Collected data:
══════════

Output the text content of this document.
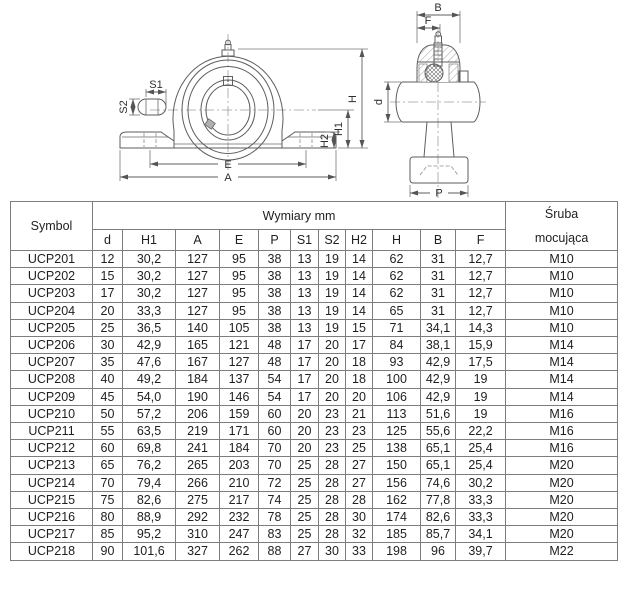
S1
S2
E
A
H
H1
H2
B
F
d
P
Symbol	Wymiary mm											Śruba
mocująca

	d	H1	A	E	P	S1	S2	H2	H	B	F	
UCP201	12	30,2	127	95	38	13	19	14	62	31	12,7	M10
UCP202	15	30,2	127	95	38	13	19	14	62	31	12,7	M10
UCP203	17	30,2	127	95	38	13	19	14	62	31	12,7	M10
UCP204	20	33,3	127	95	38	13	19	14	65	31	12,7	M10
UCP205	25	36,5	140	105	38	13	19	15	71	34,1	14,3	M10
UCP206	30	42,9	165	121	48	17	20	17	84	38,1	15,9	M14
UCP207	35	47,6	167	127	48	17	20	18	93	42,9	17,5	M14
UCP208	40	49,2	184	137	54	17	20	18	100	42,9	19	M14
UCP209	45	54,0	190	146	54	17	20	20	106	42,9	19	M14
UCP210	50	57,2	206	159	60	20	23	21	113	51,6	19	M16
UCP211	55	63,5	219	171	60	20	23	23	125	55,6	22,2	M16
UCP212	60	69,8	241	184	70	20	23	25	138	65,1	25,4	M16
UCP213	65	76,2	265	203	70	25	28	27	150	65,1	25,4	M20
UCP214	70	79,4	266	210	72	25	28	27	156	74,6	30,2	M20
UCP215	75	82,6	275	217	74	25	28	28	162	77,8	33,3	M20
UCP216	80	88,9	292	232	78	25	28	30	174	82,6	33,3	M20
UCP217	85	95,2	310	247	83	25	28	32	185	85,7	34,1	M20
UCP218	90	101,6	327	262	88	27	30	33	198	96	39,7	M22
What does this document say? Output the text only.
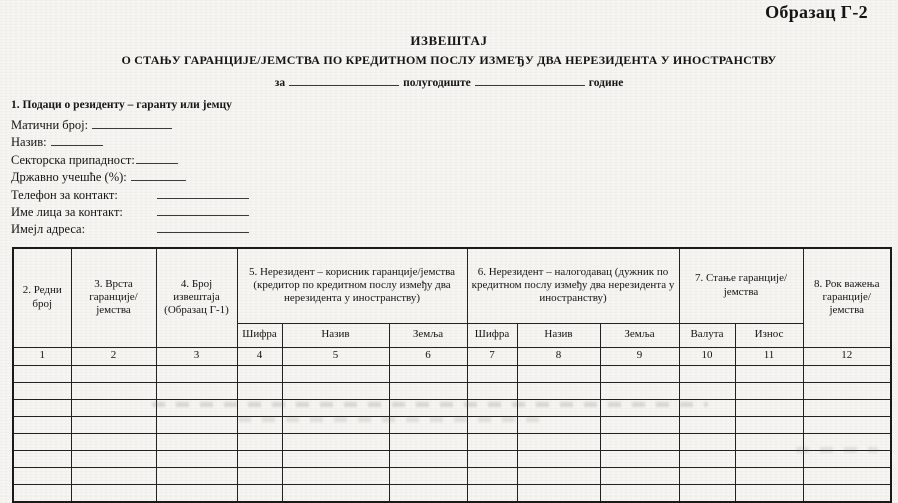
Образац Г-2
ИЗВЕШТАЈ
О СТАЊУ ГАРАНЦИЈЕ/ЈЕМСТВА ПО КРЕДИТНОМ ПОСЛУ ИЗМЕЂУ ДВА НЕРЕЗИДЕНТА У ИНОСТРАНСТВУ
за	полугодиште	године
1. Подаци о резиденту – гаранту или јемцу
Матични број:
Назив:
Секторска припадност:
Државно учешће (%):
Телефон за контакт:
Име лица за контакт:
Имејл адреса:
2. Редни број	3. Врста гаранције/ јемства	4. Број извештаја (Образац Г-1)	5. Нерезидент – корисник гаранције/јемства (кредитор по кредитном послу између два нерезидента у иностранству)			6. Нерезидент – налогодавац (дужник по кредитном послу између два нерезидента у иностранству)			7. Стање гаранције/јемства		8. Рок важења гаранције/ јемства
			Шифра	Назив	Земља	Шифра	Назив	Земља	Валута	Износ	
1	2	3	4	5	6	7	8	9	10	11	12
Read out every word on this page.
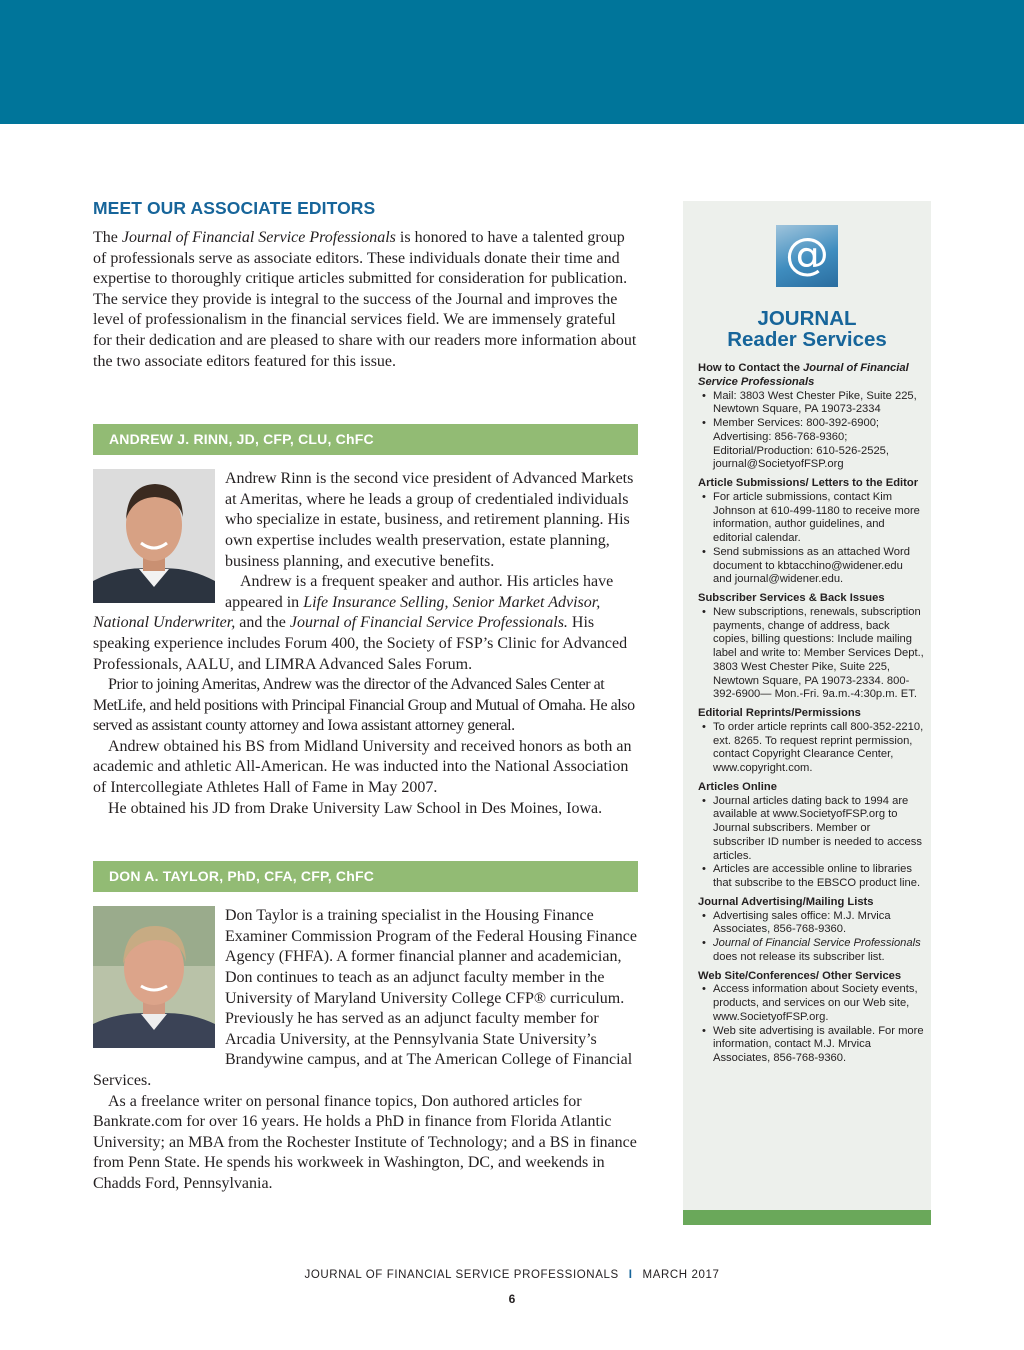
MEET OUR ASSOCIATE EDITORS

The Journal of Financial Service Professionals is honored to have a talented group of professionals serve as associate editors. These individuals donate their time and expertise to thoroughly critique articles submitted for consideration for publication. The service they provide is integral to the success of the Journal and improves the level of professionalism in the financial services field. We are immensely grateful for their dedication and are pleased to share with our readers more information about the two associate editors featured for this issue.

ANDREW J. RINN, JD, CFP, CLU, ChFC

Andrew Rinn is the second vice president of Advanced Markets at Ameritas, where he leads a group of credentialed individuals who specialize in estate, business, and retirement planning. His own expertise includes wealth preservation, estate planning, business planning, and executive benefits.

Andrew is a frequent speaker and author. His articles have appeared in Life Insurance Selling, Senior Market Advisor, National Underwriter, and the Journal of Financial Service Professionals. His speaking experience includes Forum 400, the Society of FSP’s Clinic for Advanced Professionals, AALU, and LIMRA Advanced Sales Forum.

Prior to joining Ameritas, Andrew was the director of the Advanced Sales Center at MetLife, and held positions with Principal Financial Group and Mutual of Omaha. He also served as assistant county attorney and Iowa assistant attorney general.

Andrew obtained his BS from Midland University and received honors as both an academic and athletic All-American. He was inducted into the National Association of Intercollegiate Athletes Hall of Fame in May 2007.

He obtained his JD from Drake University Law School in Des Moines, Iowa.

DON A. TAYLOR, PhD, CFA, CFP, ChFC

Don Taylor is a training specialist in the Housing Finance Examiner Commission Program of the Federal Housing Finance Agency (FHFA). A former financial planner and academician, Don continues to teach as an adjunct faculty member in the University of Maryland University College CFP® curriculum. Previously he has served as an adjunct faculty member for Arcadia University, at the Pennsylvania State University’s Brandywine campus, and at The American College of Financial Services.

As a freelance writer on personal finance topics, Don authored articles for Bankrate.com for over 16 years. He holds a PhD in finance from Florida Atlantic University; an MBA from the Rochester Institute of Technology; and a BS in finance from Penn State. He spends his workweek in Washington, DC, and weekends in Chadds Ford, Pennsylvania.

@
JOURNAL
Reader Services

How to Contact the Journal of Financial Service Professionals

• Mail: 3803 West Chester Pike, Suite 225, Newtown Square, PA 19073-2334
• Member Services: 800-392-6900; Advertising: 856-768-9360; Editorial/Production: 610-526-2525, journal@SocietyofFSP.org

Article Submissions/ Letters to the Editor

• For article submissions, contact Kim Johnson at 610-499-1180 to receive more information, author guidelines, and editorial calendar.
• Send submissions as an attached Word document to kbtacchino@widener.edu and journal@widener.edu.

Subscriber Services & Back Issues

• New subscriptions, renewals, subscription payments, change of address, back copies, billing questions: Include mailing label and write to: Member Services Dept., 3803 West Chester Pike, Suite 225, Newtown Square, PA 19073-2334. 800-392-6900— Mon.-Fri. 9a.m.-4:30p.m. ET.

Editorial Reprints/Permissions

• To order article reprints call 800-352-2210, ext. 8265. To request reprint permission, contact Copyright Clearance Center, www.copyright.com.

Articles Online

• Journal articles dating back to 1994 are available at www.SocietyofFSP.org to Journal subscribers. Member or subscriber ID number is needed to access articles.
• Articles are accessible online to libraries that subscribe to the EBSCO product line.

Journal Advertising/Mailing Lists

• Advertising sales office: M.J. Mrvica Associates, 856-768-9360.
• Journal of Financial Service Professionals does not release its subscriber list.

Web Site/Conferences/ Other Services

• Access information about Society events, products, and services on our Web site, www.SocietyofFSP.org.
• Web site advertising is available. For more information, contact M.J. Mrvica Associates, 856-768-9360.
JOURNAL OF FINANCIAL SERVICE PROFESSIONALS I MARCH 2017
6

══════════

WHAT TO WORK ON: Quote the data above in full, leaving out the pictures it holds.

SOLUTION TO THIS TASK:
Output the text content of this document.
S1
S2
E
A
H
H1
H2
B
F
d
P
Symbol	Wymiary mm											Śruba
mocująca

	d	H1	A	E	P	S1	S2	H2	H	B	F	
UCP201	12	30,2	127	95	38	13	19	14	62	31	12,7	M10
UCP202	15	30,2	127	95	38	13	19	14	62	31	12,7	M10
UCP203	17	30,2	127	95	38	13	19	14	62	31	12,7	M10
UCP204	20	33,3	127	95	38	13	19	14	65	31	12,7	M10
UCP205	25	36,5	140	105	38	13	19	15	71	34,1	14,3	M10
UCP206	30	42,9	165	121	48	17	20	17	84	38,1	15,9	M14
UCP207	35	47,6	167	127	48	17	20	18	93	42,9	17,5	M14
UCP208	40	49,2	184	137	54	17	20	18	100	42,9	19	M14
UCP209	45	54,0	190	146	54	17	20	20	106	42,9	19	M14
UCP210	50	57,2	206	159	60	20	23	21	113	51,6	19	M16
UCP211	55	63,5	219	171	60	20	23	23	125	55,6	22,2	M16
UCP212	60	69,8	241	184	70	20	23	25	138	65,1	25,4	M16
UCP213	65	76,2	265	203	70	25	28	27	150	65,1	25,4	M20
UCP214	70	79,4	266	210	72	25	28	27	156	74,6	30,2	M20
UCP215	75	82,6	275	217	74	25	28	28	162	77,8	33,3	M20
UCP216	80	88,9	292	232	78	25	28	30	174	82,6	33,3	M20
UCP217	85	95,2	310	247	83	25	28	32	185	85,7	34,1	M20
UCP218	90	101,6	327	262	88	27	30	33	198	96	39,7	M22
What does this document say? Output the text only.
Образац Г-2
ИЗВЕШТАЈ
О СТАЊУ ГАРАНЦИЈЕ/ЈЕМСТВА ПО КРЕДИТНОМ ПОСЛУ ИЗМЕЂУ ДВА НЕРЕЗИДЕНТА У ИНОСТРАНСТВУ
за	полугодиште	године
1. Подаци о резиденту – гаранту или јемцу
Матични број:
Назив:
Секторска припадност:
Државно учешће (%):
Телефон за контакт:
Име лица за контакт:
Имејл адреса:
2. Редни број	3. Врста гаранције/ јемства	4. Број извештаја (Образац Г-1)	5. Нерезидент – корисник гаранције/јемства (кредитор по кредитном послу између два нерезидента у иностранству)			6. Нерезидент – налогодавац (дужник по кредитном послу између два нерезидента у иностранству)			7. Стање гаранције/јемства		8. Рок важења гаранције/ јемства
			Шифра	Назив	Земља	Шифра	Назив	Земља	Валута	Износ	
1	2	3	4	5	6	7	8	9	10	11	12
Read out every word on this page.
MEET OUR ASSOCIATE EDITORS

The Journal of Financial Service Professionals is honored to have a talented group of professionals serve as associate editors. These individuals donate their time and expertise to thoroughly critique articles submitted for consideration for publication. The service they provide is integral to the success of the Journal and improves the level of professionalism in the financial services field. We are immensely grateful for their dedication and are pleased to share with our readers more information about the two associate editors featured for this issue.

ANDREW J. RINN, JD, CFP, CLU, ChFC

Andrew Rinn is the second vice president of Advanced Markets at Ameritas, where he leads a group of credentialed individuals who specialize in estate, business, and retirement planning. His own expertise includes wealth preservation, estate planning, business planning, and executive benefits.

Andrew is a frequent speaker and author. His articles have appeared in Life Insurance Selling, Senior Market Advisor, National Underwriter, and the Journal of Financial Service Professionals. His speaking experience includes Forum 400, the Society of FSP’s Clinic for Advanced Professionals, AALU, and LIMRA Advanced Sales Forum.

Prior to joining Ameritas, Andrew was the director of the Advanced Sales Center at MetLife, and held positions with Principal Financial Group and Mutual of Omaha. He also served as assistant county attorney and Iowa assistant attorney general.

Andrew obtained his BS from Midland University and received honors as both an academic and athletic All-American. He was inducted into the National Association of Intercollegiate Athletes Hall of Fame in May 2007.

He obtained his JD from Drake University Law School in Des Moines, Iowa.

DON A. TAYLOR, PhD, CFA, CFP, ChFC

Don Taylor is a training specialist in the Housing Finance Examiner Commission Program of the Federal Housing Finance Agency (FHFA). A former financial planner and academician, Don continues to teach as an adjunct faculty member in the University of Maryland University College CFP® curriculum. Previously he has served as an adjunct faculty member for Arcadia University, at the Pennsylvania State University’s Brandywine campus, and at The American College of Financial Services.

As a freelance writer on personal finance topics, Don authored articles for Bankrate.com for over 16 years. He holds a PhD in finance from Florida Atlantic University; an MBA from the Rochester Institute of Technology; and a BS in finance from Penn State. He spends his workweek in Washington, DC, and weekends in Chadds Ford, Pennsylvania.

@
JOURNAL
Reader Services

How to Contact the Journal of Financial Service Professionals

• Mail: 3803 West Chester Pike, Suite 225, Newtown Square, PA 19073-2334
• Member Services: 800-392-6900; Advertising: 856-768-9360; Editorial/Production: 610-526-2525, journal@SocietyofFSP.org

Article Submissions/ Letters to the Editor

• For article submissions, contact Kim Johnson at 610-499-1180 to receive more information, author guidelines, and editorial calendar.
• Send submissions as an attached Word document to kbtacchino@widener.edu and journal@widener.edu.

Subscriber Services & Back Issues

• New subscriptions, renewals, subscription payments, change of address, back copies, billing questions: Include mailing label and write to: Member Services Dept., 3803 West Chester Pike, Suite 225, Newtown Square, PA 19073-2334. 800-392-6900— Mon.-Fri. 9a.m.-4:30p.m. ET.

Editorial Reprints/Permissions

• To order article reprints call 800-352-2210, ext. 8265. To request reprint permission, contact Copyright Clearance Center, www.copyright.com.

Articles Online

• Journal articles dating back to 1994 are available at www.SocietyofFSP.org to Journal subscribers. Member or subscriber ID number is needed to access articles.
• Articles are accessible online to libraries that subscribe to the EBSCO product line.

Journal Advertising/Mailing Lists

• Advertising sales office: M.J. Mrvica Associates, 856-768-9360.
• Journal of Financial Service Professionals does not release its subscriber list.

Web Site/Conferences/ Other Services

• Access information about Society events, products, and services on our Web site, www.SocietyofFSP.org.
• Web site advertising is available. For more information, contact M.J. Mrvica Associates, 856-768-9360.
JOURNAL OF FINANCIAL SERVICE PROFESSIONALS I MARCH 2017
6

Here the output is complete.